Transcribe the records that follow. Keep every word exactly, and drop the pictures.

....

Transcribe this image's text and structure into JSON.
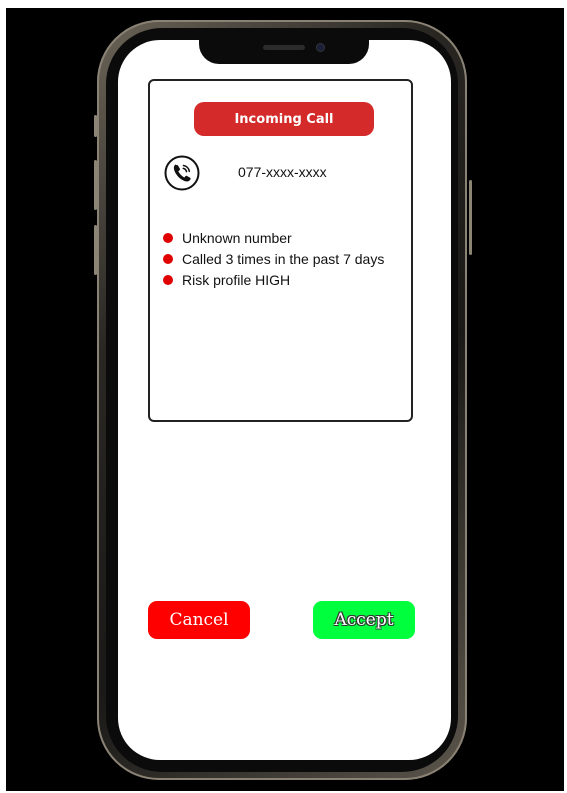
{
  "call_card": {
    "header_label": "Incoming Call",
    "caller_number": "077-xxxx-xxxx",
    "risk_indicators": [
      "Unknown number",
      "Called 3 times in the past 7 days",
      "Risk profile HIGH"
    ]
  },
  "actions": {
    "cancel_label": "Cancel",
    "accept_label": "Accept"
  },
  "icons": {
    "caller": "phone-icon",
    "indicator": "bullet-icon"
  },
  "colors": {
    "header_background": "#d42a2a",
    "bullet": "#e00000",
    "cancel_background": "#ff0000",
    "accept_background": "#00ff3c",
    "backdrop": "#000000"
  }
}
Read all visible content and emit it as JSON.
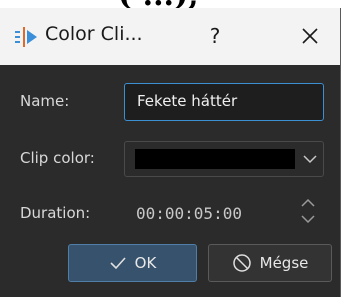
{
  "background_top_text": "(·...),",
  "dialog": {
    "title": "Color Cli...",
    "help_label": "?",
    "close_label": "✕"
  },
  "form": {
    "name_label": "Name:",
    "name_value": "Fekete háttér",
    "clip_color_label": "Clip color:",
    "clip_color_value": "#000000",
    "duration_label": "Duration:",
    "duration_value": "00:00:05:00"
  },
  "buttons": {
    "ok_label": "OK",
    "cancel_label": "Mégse"
  },
  "colors": {
    "accent": "#3c8fd0",
    "dialog_bg": "#2b2b2b",
    "titlebar_bg": "#f3f3f3",
    "ok_bg": "#36526c"
  }
}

....

Result =
Transcribe this image's text and structure into JSON.
{
  "call_card": {
    "header_label": "Incoming Call",
    "caller_number": "077-xxxx-xxxx",
    "risk_indicators": [
      "Unknown number",
      "Called 3 times in the past 7 days",
      "Risk profile HIGH"
    ]
  },
  "actions": {
    "cancel_label": "Cancel",
    "accept_label": "Accept"
  },
  "icons": {
    "caller": "phone-icon",
    "indicator": "bullet-icon"
  },
  "colors": {
    "header_background": "#d42a2a",
    "bullet": "#e00000",
    "cancel_background": "#ff0000",
    "accept_background": "#00ff3c",
    "backdrop": "#000000"
  }
}
Read all visible content and emit it as JSON.
{
  "background_top_text": "(·...),",
  "dialog": {
    "title": "Color Cli...",
    "help_label": "?",
    "close_label": "✕"
  },
  "form": {
    "name_label": "Name:",
    "name_value": "Fekete háttér",
    "clip_color_label": "Clip color:",
    "clip_color_value": "#000000",
    "duration_label": "Duration:",
    "duration_value": "00:00:05:00"
  },
  "buttons": {
    "ok_label": "OK",
    "cancel_label": "Mégse"
  },
  "colors": {
    "accent": "#3c8fd0",
    "dialog_bg": "#2b2b2b",
    "titlebar_bg": "#f3f3f3",
    "ok_bg": "#36526c"
  }
}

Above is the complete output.